Exercise input:
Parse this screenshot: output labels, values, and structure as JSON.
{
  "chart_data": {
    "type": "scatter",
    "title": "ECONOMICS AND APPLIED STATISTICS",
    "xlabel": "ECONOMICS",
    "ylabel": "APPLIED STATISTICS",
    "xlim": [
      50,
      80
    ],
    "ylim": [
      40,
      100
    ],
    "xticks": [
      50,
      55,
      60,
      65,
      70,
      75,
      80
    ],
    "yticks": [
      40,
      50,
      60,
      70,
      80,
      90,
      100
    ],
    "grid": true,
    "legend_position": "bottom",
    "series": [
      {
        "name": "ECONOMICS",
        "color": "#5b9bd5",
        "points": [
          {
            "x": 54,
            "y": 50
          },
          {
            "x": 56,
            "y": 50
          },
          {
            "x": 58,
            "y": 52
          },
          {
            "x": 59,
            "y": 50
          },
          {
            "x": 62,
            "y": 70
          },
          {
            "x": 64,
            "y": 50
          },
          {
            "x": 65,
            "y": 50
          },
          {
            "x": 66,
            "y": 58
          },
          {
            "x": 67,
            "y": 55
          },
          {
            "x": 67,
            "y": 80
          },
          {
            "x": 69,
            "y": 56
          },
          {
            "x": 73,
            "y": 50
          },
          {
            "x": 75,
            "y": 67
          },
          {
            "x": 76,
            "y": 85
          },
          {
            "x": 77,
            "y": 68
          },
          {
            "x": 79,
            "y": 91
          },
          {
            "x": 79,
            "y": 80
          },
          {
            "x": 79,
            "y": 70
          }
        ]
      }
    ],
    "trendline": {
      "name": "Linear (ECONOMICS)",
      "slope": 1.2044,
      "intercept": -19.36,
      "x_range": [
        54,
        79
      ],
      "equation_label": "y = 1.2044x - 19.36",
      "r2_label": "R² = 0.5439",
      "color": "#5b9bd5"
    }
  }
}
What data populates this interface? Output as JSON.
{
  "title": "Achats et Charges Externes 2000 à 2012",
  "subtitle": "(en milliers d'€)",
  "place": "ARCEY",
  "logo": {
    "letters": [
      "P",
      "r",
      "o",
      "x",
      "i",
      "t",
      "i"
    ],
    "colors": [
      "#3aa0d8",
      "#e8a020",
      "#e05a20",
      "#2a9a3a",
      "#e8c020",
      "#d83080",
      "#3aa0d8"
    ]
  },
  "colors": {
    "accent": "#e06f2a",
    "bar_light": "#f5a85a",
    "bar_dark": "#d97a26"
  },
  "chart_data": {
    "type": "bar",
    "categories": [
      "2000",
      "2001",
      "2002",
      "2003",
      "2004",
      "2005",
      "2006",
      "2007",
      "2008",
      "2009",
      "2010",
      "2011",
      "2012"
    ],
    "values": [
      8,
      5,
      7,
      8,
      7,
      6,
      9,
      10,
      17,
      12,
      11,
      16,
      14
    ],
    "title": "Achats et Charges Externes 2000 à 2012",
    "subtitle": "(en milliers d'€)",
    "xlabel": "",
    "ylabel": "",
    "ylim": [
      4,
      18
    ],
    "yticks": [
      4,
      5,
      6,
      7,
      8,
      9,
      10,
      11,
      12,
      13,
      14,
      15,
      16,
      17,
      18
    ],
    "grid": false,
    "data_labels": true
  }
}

Exercise description: Give the listing again, word for word.

Reply:
Parse this screenshot: output labels, values, and structure as JSON.
{
  "chart_data": {
    "type": "scatter",
    "title": "ECONOMICS AND APPLIED STATISTICS",
    "xlabel": "ECONOMICS",
    "ylabel": "APPLIED STATISTICS",
    "xlim": [
      50,
      80
    ],
    "ylim": [
      40,
      100
    ],
    "xticks": [
      50,
      55,
      60,
      65,
      70,
      75,
      80
    ],
    "yticks": [
      40,
      50,
      60,
      70,
      80,
      90,
      100
    ],
    "grid": true,
    "legend_position": "bottom",
    "series": [
      {
        "name": "ECONOMICS",
        "color": "#5b9bd5",
        "points": [
          {
            "x": 54,
            "y": 50
          },
          {
            "x": 56,
            "y": 50
          },
          {
            "x": 58,
            "y": 52
          },
          {
            "x": 59,
            "y": 50
          },
          {
            "x": 62,
            "y": 70
          },
          {
            "x": 64,
            "y": 50
          },
          {
            "x": 65,
            "y": 50
          },
          {
            "x": 66,
            "y": 58
          },
          {
            "x": 67,
            "y": 55
          },
          {
            "x": 67,
            "y": 80
          },
          {
            "x": 69,
            "y": 56
          },
          {
            "x": 73,
            "y": 50
          },
          {
            "x": 75,
            "y": 67
          },
          {
            "x": 76,
            "y": 85
          },
          {
            "x": 77,
            "y": 68
          },
          {
            "x": 79,
            "y": 91
          },
          {
            "x": 79,
            "y": 80
          },
          {
            "x": 79,
            "y": 70
          }
        ]
      }
    ],
    "trendline": {
      "name": "Linear (ECONOMICS)",
      "slope": 1.2044,
      "intercept": -19.36,
      "x_range": [
        54,
        79
      ],
      "equation_label": "y = 1.2044x - 19.36",
      "r2_label": "R² = 0.5439",
      "color": "#5b9bd5"
    }
  }
}
What data populates this interface? Output as JSON.
{
  "title": "Achats et Charges Externes 2000 à 2012",
  "subtitle": "(en milliers d'€)",
  "place": "ARCEY",
  "logo": {
    "letters": [
      "P",
      "r",
      "o",
      "x",
      "i",
      "t",
      "i"
    ],
    "colors": [
      "#3aa0d8",
      "#e8a020",
      "#e05a20",
      "#2a9a3a",
      "#e8c020",
      "#d83080",
      "#3aa0d8"
    ]
  },
  "colors": {
    "accent": "#e06f2a",
    "bar_light": "#f5a85a",
    "bar_dark": "#d97a26"
  },
  "chart_data": {
    "type": "bar",
    "categories": [
      "2000",
      "2001",
      "2002",
      "2003",
      "2004",
      "2005",
      "2006",
      "2007",
      "2008",
      "2009",
      "2010",
      "2011",
      "2012"
    ],
    "values": [
      8,
      5,
      7,
      8,
      7,
      6,
      9,
      10,
      17,
      12,
      11,
      16,
      14
    ],
    "title": "Achats et Charges Externes 2000 à 2012",
    "subtitle": "(en milliers d'€)",
    "xlabel": "",
    "ylabel": "",
    "ylim": [
      4,
      18
    ],
    "yticks": [
      4,
      5,
      6,
      7,
      8,
      9,
      10,
      11,
      12,
      13,
      14,
      15,
      16,
      17,
      18
    ],
    "grid": false,
    "data_labels": true
  }
}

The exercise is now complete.